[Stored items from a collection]

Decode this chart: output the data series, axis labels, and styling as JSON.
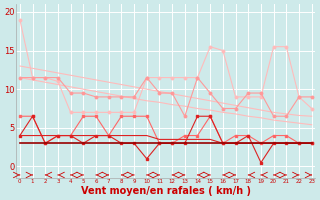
{
  "x": [
    0,
    1,
    2,
    3,
    4,
    5,
    6,
    7,
    8,
    9,
    10,
    11,
    12,
    13,
    14,
    15,
    16,
    17,
    18,
    19,
    20,
    21,
    22,
    23
  ],
  "background_color": "#ceeaea",
  "grid_color": "#ffffff",
  "xlabel": "Vent moyen/en rafales ( km/h )",
  "xlabel_color": "#cc0000",
  "xlabel_fontsize": 7,
  "ytick_fontsize": 6,
  "xtick_fontsize": 4,
  "yticks": [
    0,
    5,
    10,
    15,
    20
  ],
  "ylim": [
    -1.5,
    21
  ],
  "xlim": [
    -0.3,
    23.3
  ],
  "c1": "#ffbbbb",
  "c2": "#ff9999",
  "c3": "#ff6666",
  "c4": "#dd2222",
  "c5": "#990000",
  "arrow_color": "#cc0000",
  "series": {
    "upper_jagged": [
      19.0,
      11.5,
      11.5,
      11.0,
      7.0,
      7.0,
      7.0,
      7.0,
      7.0,
      7.0,
      11.5,
      11.5,
      11.5,
      11.5,
      11.5,
      15.5,
      15.0,
      9.0,
      9.0,
      9.0,
      15.5,
      15.5,
      9.0,
      7.5
    ],
    "upper_diag1": [
      13.0,
      12.7,
      12.4,
      12.1,
      11.8,
      11.5,
      11.2,
      10.9,
      10.6,
      10.3,
      10.0,
      9.7,
      9.4,
      9.1,
      8.8,
      8.5,
      8.2,
      7.9,
      7.6,
      7.3,
      7.0,
      6.8,
      6.6,
      6.5
    ],
    "upper_diag2": [
      11.5,
      11.2,
      10.9,
      10.6,
      10.3,
      10.0,
      9.7,
      9.4,
      9.1,
      8.8,
      8.5,
      8.3,
      8.0,
      7.8,
      7.5,
      7.3,
      7.0,
      6.8,
      6.5,
      6.3,
      6.0,
      5.8,
      5.6,
      5.4
    ],
    "mid_jagged": [
      11.5,
      11.5,
      11.5,
      11.5,
      9.5,
      9.5,
      9.0,
      9.0,
      9.0,
      9.0,
      11.5,
      9.5,
      9.5,
      6.5,
      11.5,
      9.5,
      7.5,
      7.5,
      9.5,
      9.5,
      6.5,
      6.5,
      9.0,
      9.0
    ],
    "lower_jagged": [
      6.5,
      6.5,
      3.0,
      4.0,
      4.0,
      6.5,
      6.5,
      4.0,
      6.5,
      6.5,
      6.5,
      3.0,
      3.0,
      4.0,
      4.0,
      6.5,
      3.0,
      4.0,
      4.0,
      3.0,
      4.0,
      4.0,
      3.0,
      3.0
    ],
    "lower_flat1": [
      4.0,
      4.0,
      4.0,
      4.0,
      4.0,
      4.0,
      4.0,
      4.0,
      4.0,
      4.0,
      4.0,
      3.5,
      3.5,
      3.5,
      3.5,
      3.5,
      3.0,
      3.0,
      3.0,
      3.0,
      3.0,
      3.0,
      3.0,
      3.0
    ],
    "lower_jagged2": [
      4.0,
      6.5,
      3.0,
      4.0,
      4.0,
      3.0,
      4.0,
      4.0,
      3.0,
      3.0,
      1.0,
      3.0,
      3.0,
      3.0,
      6.5,
      6.5,
      3.0,
      3.0,
      4.0,
      0.5,
      3.0,
      3.0,
      3.0,
      3.0
    ],
    "bottom_flat": [
      3.0,
      3.0,
      3.0,
      3.0,
      3.0,
      3.0,
      3.0,
      3.0,
      3.0,
      3.0,
      3.0,
      3.0,
      3.0,
      3.0,
      3.0,
      3.0,
      3.0,
      3.0,
      3.0,
      3.0,
      3.0,
      3.0,
      3.0,
      3.0
    ]
  },
  "arrow_dirs": [
    1,
    1,
    -1,
    -1,
    -1,
    1,
    -1,
    1,
    -1,
    1,
    -1,
    1,
    -1,
    1,
    -1,
    1,
    -1,
    1,
    -1,
    -1,
    -1,
    1,
    1,
    1
  ]
}
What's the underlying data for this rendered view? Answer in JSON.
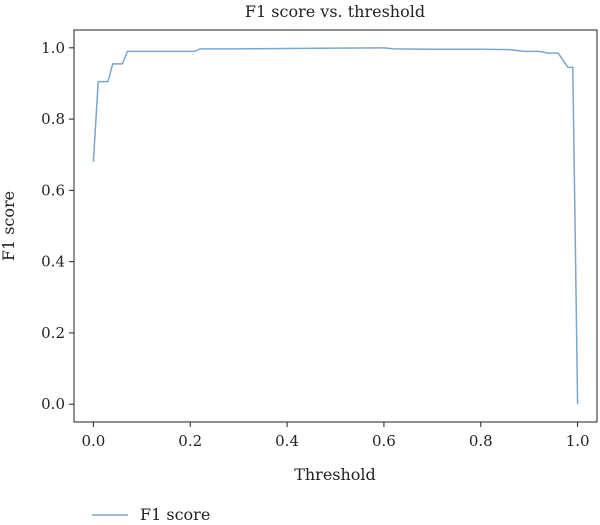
{
  "chart_data": {
    "type": "line",
    "title": "F1 score vs. threshold",
    "xlabel": "Threshold",
    "ylabel": "F1 score",
    "xlim": [
      -0.04,
      1.04
    ],
    "ylim": [
      -0.05,
      1.05
    ],
    "x_ticks": [
      0.0,
      0.2,
      0.4,
      0.6,
      0.8,
      1.0
    ],
    "x_tick_labels": [
      "0.0",
      "0.2",
      "0.4",
      "0.6",
      "0.8",
      "1.0"
    ],
    "y_ticks": [
      0.0,
      0.2,
      0.4,
      0.6,
      0.8,
      1.0
    ],
    "y_tick_labels": [
      "0.0",
      "0.2",
      "0.4",
      "0.6",
      "0.8",
      "1.0"
    ],
    "grid": false,
    "legend_position": "bottom-left, below plot",
    "series": [
      {
        "name": "F1 score",
        "color": "#7aa6cf",
        "x": [
          0.0,
          0.01,
          0.03,
          0.04,
          0.06,
          0.07,
          0.1,
          0.15,
          0.21,
          0.22,
          0.3,
          0.4,
          0.5,
          0.6,
          0.62,
          0.7,
          0.8,
          0.86,
          0.89,
          0.9,
          0.92,
          0.94,
          0.95,
          0.96,
          0.98,
          0.99,
          1.0
        ],
        "y": [
          0.68,
          0.905,
          0.905,
          0.955,
          0.955,
          0.99,
          0.99,
          0.99,
          0.99,
          0.997,
          0.997,
          0.998,
          0.999,
          1.0,
          0.997,
          0.996,
          0.996,
          0.995,
          0.99,
          0.99,
          0.99,
          0.985,
          0.985,
          0.985,
          0.945,
          0.945,
          0.0
        ]
      }
    ]
  }
}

_Objective:_
Reproduce the entries above exactly. Do not include the images.

_Written solution:_
Decode this chart: output the data series, axis labels, and styling as JSON.
{
  "x": [
    0,
    1,
    2,
    3,
    4,
    5,
    6,
    7,
    8,
    9,
    10,
    11,
    12,
    13,
    14,
    15,
    16,
    17,
    18,
    19,
    20,
    21,
    22,
    23
  ],
  "background_color": "#ceeaea",
  "grid_color": "#ffffff",
  "xlabel": "Vent moyen/en rafales ( km/h )",
  "xlabel_color": "#cc0000",
  "xlabel_fontsize": 7,
  "ytick_fontsize": 6,
  "xtick_fontsize": 4,
  "yticks": [
    0,
    5,
    10,
    15,
    20
  ],
  "ylim": [
    -1.5,
    21
  ],
  "xlim": [
    -0.3,
    23.3
  ],
  "c1": "#ffbbbb",
  "c2": "#ff9999",
  "c3": "#ff6666",
  "c4": "#dd2222",
  "c5": "#990000",
  "arrow_color": "#cc0000",
  "series": {
    "upper_jagged": [
      19.0,
      11.5,
      11.5,
      11.0,
      7.0,
      7.0,
      7.0,
      7.0,
      7.0,
      7.0,
      11.5,
      11.5,
      11.5,
      11.5,
      11.5,
      15.5,
      15.0,
      9.0,
      9.0,
      9.0,
      15.5,
      15.5,
      9.0,
      7.5
    ],
    "upper_diag1": [
      13.0,
      12.7,
      12.4,
      12.1,
      11.8,
      11.5,
      11.2,
      10.9,
      10.6,
      10.3,
      10.0,
      9.7,
      9.4,
      9.1,
      8.8,
      8.5,
      8.2,
      7.9,
      7.6,
      7.3,
      7.0,
      6.8,
      6.6,
      6.5
    ],
    "upper_diag2": [
      11.5,
      11.2,
      10.9,
      10.6,
      10.3,
      10.0,
      9.7,
      9.4,
      9.1,
      8.8,
      8.5,
      8.3,
      8.0,
      7.8,
      7.5,
      7.3,
      7.0,
      6.8,
      6.5,
      6.3,
      6.0,
      5.8,
      5.6,
      5.4
    ],
    "mid_jagged": [
      11.5,
      11.5,
      11.5,
      11.5,
      9.5,
      9.5,
      9.0,
      9.0,
      9.0,
      9.0,
      11.5,
      9.5,
      9.5,
      6.5,
      11.5,
      9.5,
      7.5,
      7.5,
      9.5,
      9.5,
      6.5,
      6.5,
      9.0,
      9.0
    ],
    "lower_jagged": [
      6.5,
      6.5,
      3.0,
      4.0,
      4.0,
      6.5,
      6.5,
      4.0,
      6.5,
      6.5,
      6.5,
      3.0,
      3.0,
      4.0,
      4.0,
      6.5,
      3.0,
      4.0,
      4.0,
      3.0,
      4.0,
      4.0,
      3.0,
      3.0
    ],
    "lower_flat1": [
      4.0,
      4.0,
      4.0,
      4.0,
      4.0,
      4.0,
      4.0,
      4.0,
      4.0,
      4.0,
      4.0,
      3.5,
      3.5,
      3.5,
      3.5,
      3.5,
      3.0,
      3.0,
      3.0,
      3.0,
      3.0,
      3.0,
      3.0,
      3.0
    ],
    "lower_jagged2": [
      4.0,
      6.5,
      3.0,
      4.0,
      4.0,
      3.0,
      4.0,
      4.0,
      3.0,
      3.0,
      1.0,
      3.0,
      3.0,
      3.0,
      6.5,
      6.5,
      3.0,
      3.0,
      4.0,
      0.5,
      3.0,
      3.0,
      3.0,
      3.0
    ],
    "bottom_flat": [
      3.0,
      3.0,
      3.0,
      3.0,
      3.0,
      3.0,
      3.0,
      3.0,
      3.0,
      3.0,
      3.0,
      3.0,
      3.0,
      3.0,
      3.0,
      3.0,
      3.0,
      3.0,
      3.0,
      3.0,
      3.0,
      3.0,
      3.0,
      3.0
    ]
  },
  "arrow_dirs": [
    1,
    1,
    -1,
    -1,
    -1,
    1,
    -1,
    1,
    -1,
    1,
    -1,
    1,
    -1,
    1,
    -1,
    1,
    -1,
    1,
    -1,
    -1,
    -1,
    1,
    1,
    1
  ]
}
What's the underlying data for this rendered view? Answer in JSON.
{
  "chart_data": {
    "type": "line",
    "title": "F1 score vs. threshold",
    "xlabel": "Threshold",
    "ylabel": "F1 score",
    "xlim": [
      -0.04,
      1.04
    ],
    "ylim": [
      -0.05,
      1.05
    ],
    "x_ticks": [
      0.0,
      0.2,
      0.4,
      0.6,
      0.8,
      1.0
    ],
    "x_tick_labels": [
      "0.0",
      "0.2",
      "0.4",
      "0.6",
      "0.8",
      "1.0"
    ],
    "y_ticks": [
      0.0,
      0.2,
      0.4,
      0.6,
      0.8,
      1.0
    ],
    "y_tick_labels": [
      "0.0",
      "0.2",
      "0.4",
      "0.6",
      "0.8",
      "1.0"
    ],
    "grid": false,
    "legend_position": "bottom-left, below plot",
    "series": [
      {
        "name": "F1 score",
        "color": "#7aa6cf",
        "x": [
          0.0,
          0.01,
          0.03,
          0.04,
          0.06,
          0.07,
          0.1,
          0.15,
          0.21,
          0.22,
          0.3,
          0.4,
          0.5,
          0.6,
          0.62,
          0.7,
          0.8,
          0.86,
          0.89,
          0.9,
          0.92,
          0.94,
          0.95,
          0.96,
          0.98,
          0.99,
          1.0
        ],
        "y": [
          0.68,
          0.905,
          0.905,
          0.955,
          0.955,
          0.99,
          0.99,
          0.99,
          0.99,
          0.997,
          0.997,
          0.998,
          0.999,
          1.0,
          0.997,
          0.996,
          0.996,
          0.995,
          0.99,
          0.99,
          0.99,
          0.985,
          0.985,
          0.985,
          0.945,
          0.945,
          0.0
        ]
      }
    ]
  }
}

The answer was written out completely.